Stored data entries
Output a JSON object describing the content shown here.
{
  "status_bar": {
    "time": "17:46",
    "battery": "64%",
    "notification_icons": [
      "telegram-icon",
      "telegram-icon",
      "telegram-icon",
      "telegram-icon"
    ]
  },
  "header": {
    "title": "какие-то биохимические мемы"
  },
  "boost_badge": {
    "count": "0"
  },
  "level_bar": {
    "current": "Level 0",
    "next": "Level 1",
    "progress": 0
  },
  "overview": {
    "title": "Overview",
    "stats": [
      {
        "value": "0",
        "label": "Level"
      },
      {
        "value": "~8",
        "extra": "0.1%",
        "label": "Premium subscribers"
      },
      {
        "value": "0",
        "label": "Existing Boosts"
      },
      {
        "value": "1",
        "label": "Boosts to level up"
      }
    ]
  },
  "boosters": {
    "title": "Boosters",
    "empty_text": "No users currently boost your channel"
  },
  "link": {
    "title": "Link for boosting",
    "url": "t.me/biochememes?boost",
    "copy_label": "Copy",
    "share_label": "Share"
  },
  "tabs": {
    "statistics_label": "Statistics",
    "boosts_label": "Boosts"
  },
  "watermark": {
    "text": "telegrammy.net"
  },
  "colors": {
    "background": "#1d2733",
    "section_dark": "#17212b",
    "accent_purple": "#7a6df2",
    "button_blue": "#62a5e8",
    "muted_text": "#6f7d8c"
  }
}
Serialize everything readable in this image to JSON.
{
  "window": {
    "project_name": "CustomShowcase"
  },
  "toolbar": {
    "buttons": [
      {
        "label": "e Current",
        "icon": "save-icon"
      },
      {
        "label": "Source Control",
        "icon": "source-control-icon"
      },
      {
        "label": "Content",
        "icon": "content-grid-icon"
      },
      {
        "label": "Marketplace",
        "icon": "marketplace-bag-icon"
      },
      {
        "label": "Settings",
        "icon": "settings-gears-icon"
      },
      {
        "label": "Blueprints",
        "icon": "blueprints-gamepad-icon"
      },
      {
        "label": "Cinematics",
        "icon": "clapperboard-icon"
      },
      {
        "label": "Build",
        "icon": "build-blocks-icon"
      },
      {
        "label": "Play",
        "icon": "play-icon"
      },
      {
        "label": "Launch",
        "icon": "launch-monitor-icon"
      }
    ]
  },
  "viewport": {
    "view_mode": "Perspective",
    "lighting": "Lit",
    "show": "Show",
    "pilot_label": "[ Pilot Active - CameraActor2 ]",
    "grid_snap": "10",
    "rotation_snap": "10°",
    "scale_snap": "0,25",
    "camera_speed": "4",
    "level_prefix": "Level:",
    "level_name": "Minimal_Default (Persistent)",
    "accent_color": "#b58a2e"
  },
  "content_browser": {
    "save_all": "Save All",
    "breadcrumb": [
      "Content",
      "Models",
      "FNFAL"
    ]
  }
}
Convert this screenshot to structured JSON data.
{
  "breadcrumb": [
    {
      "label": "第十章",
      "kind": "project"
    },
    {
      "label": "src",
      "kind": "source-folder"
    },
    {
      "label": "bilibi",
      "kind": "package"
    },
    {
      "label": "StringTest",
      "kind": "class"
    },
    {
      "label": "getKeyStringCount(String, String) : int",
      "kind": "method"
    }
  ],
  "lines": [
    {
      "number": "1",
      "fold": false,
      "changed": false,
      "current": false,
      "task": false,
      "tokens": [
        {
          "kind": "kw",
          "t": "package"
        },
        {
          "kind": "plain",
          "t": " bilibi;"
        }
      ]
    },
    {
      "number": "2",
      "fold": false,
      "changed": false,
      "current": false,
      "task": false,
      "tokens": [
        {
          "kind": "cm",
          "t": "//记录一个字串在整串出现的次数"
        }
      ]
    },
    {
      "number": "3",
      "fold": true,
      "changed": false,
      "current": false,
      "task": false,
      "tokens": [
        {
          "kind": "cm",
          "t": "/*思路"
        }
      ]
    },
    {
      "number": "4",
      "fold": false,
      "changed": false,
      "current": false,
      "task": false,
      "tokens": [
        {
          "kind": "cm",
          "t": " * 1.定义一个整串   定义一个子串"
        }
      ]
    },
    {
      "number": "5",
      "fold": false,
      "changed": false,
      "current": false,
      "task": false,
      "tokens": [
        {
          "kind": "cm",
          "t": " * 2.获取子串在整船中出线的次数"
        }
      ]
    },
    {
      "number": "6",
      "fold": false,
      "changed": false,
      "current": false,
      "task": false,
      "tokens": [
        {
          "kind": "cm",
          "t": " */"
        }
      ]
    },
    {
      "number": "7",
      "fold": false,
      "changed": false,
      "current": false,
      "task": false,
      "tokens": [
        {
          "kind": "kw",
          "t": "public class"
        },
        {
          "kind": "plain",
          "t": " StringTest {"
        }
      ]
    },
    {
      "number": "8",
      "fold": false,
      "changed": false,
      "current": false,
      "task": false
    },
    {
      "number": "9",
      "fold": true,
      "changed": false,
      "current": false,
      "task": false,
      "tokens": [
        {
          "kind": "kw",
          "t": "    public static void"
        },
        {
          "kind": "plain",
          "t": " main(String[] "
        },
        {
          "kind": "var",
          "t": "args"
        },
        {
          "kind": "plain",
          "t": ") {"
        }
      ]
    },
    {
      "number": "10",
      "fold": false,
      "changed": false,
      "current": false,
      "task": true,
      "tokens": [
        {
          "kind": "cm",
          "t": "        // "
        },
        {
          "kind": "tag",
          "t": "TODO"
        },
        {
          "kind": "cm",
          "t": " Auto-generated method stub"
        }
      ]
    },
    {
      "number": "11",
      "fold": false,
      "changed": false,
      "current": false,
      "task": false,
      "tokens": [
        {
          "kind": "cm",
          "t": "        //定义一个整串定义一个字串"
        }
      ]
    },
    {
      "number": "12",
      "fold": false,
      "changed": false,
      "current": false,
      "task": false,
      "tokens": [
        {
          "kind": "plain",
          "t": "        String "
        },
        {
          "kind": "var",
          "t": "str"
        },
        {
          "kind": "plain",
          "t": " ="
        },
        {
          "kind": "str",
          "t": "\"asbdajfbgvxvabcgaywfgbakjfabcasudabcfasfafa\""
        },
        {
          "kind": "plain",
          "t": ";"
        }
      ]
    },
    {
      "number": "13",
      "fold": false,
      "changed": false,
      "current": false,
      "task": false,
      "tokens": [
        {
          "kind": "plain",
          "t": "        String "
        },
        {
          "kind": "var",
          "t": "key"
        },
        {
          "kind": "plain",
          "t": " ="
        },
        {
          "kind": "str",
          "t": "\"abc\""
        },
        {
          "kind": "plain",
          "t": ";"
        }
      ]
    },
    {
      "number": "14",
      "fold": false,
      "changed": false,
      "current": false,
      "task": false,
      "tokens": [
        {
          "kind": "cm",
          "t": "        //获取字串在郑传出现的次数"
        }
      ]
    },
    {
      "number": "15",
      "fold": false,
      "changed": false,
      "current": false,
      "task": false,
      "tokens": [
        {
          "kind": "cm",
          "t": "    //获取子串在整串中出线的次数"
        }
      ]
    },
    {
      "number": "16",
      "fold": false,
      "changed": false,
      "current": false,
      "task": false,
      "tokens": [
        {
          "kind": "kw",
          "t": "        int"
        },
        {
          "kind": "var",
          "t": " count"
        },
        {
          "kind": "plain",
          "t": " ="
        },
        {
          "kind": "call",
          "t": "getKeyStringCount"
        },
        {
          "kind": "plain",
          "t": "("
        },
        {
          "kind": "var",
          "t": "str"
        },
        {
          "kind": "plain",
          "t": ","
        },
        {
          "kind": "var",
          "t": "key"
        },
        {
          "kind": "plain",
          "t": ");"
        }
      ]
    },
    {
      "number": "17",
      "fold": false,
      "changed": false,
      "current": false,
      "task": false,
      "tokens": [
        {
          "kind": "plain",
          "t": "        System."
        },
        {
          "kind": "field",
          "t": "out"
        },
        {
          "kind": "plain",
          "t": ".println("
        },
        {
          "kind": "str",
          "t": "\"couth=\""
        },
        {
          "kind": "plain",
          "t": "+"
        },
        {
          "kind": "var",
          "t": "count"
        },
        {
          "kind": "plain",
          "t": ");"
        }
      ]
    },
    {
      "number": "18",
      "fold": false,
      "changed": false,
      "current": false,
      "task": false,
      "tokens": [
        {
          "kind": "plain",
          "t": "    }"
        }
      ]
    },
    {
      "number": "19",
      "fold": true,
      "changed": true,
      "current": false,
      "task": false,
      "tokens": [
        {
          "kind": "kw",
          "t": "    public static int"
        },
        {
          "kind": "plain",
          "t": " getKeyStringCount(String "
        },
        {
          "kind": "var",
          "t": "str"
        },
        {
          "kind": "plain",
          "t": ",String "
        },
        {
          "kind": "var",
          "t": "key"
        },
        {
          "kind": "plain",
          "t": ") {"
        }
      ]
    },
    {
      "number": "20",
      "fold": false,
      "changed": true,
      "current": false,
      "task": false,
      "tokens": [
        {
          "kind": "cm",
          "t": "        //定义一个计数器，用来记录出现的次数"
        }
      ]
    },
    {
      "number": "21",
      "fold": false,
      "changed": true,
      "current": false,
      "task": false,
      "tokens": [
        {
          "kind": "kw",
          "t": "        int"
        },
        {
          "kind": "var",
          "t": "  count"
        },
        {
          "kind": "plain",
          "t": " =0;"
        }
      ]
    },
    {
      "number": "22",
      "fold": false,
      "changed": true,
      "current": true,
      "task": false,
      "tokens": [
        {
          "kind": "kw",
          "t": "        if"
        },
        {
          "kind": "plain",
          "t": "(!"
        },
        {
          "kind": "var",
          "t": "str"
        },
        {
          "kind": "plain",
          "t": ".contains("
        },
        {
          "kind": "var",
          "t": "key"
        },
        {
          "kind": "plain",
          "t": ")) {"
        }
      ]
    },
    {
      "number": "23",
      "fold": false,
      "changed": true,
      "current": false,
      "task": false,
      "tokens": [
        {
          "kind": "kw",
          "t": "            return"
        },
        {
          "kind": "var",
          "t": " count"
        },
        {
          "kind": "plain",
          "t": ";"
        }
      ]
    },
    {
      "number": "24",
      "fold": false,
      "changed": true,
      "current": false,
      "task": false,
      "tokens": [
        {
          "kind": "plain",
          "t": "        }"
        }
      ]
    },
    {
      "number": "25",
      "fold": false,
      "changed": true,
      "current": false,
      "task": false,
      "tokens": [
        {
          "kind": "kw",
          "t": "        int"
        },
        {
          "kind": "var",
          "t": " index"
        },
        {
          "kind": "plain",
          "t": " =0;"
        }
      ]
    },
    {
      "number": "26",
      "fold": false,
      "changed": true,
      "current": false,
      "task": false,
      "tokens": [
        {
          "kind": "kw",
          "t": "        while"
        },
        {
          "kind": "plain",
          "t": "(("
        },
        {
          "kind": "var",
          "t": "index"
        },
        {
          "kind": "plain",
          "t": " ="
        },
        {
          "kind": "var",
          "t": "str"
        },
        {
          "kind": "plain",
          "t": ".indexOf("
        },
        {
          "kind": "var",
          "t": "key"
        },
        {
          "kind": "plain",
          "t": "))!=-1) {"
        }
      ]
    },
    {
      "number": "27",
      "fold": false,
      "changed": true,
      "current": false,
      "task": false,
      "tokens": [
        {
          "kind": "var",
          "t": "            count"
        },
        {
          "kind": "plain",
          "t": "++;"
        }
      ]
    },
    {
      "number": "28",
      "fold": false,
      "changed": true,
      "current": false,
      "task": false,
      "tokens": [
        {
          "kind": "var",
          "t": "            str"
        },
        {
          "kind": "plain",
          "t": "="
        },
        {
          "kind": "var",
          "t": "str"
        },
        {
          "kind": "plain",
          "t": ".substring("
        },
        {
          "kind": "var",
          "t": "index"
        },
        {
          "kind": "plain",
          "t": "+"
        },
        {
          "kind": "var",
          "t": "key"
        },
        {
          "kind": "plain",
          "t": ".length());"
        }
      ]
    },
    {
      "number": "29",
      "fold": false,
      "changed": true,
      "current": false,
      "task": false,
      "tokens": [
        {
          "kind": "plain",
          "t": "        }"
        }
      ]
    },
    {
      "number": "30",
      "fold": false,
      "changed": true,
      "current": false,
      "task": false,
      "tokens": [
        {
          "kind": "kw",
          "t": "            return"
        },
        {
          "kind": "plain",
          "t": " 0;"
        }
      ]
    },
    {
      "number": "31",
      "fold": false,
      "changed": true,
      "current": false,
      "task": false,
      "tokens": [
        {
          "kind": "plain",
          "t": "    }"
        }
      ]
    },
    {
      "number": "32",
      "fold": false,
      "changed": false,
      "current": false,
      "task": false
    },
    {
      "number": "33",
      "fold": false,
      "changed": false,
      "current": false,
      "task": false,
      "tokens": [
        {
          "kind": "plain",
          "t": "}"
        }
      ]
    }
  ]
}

**DO THIS:**
Scan the lines for the string "static". Pick out every line that has it.

**EXPECTED ANSWER:**
          "t": "    public static void"
          "t": "    public static int"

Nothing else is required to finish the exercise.